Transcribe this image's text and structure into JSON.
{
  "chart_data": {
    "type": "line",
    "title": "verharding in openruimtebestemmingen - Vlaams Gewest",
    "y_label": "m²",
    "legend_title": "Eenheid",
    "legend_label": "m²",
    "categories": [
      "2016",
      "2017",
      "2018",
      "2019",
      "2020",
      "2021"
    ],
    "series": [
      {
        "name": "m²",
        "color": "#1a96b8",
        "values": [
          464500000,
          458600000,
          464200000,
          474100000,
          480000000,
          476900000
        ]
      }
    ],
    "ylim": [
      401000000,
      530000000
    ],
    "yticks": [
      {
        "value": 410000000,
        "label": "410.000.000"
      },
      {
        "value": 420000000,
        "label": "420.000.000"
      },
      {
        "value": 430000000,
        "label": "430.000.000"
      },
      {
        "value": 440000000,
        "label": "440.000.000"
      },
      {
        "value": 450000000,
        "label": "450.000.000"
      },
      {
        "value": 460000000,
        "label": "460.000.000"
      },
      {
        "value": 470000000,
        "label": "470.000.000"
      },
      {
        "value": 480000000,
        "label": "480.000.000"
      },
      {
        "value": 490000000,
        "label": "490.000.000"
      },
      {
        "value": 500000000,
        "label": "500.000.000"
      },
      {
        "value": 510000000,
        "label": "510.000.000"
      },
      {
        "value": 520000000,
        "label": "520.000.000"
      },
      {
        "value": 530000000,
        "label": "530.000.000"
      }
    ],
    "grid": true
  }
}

====

(WHAT TO DO):
Extract all of the data shown above and repeat it verbatim.

(RESPONSE TO THIS TASK):
Transcribe this image's text and structure into JSON.
{
  "chart_data": {
    "type": "line",
    "title": "verharding in openruimtebestemmingen - Vlaams Gewest",
    "y_label": "m²",
    "legend_title": "Eenheid",
    "legend_label": "m²",
    "categories": [
      "2016",
      "2017",
      "2018",
      "2019",
      "2020",
      "2021"
    ],
    "series": [
      {
        "name": "m²",
        "color": "#1a96b8",
        "values": [
          464500000,
          458600000,
          464200000,
          474100000,
          480000000,
          476900000
        ]
      }
    ],
    "ylim": [
      401000000,
      530000000
    ],
    "yticks": [
      {
        "value": 410000000,
        "label": "410.000.000"
      },
      {
        "value": 420000000,
        "label": "420.000.000"
      },
      {
        "value": 430000000,
        "label": "430.000.000"
      },
      {
        "value": 440000000,
        "label": "440.000.000"
      },
      {
        "value": 450000000,
        "label": "450.000.000"
      },
      {
        "value": 460000000,
        "label": "460.000.000"
      },
      {
        "value": 470000000,
        "label": "470.000.000"
      },
      {
        "value": 480000000,
        "label": "480.000.000"
      },
      {
        "value": 490000000,
        "label": "490.000.000"
      },
      {
        "value": 500000000,
        "label": "500.000.000"
      },
      {
        "value": 510000000,
        "label": "510.000.000"
      },
      {
        "value": 520000000,
        "label": "520.000.000"
      },
      {
        "value": 530000000,
        "label": "530.000.000"
      }
    ],
    "grid": true
  }
}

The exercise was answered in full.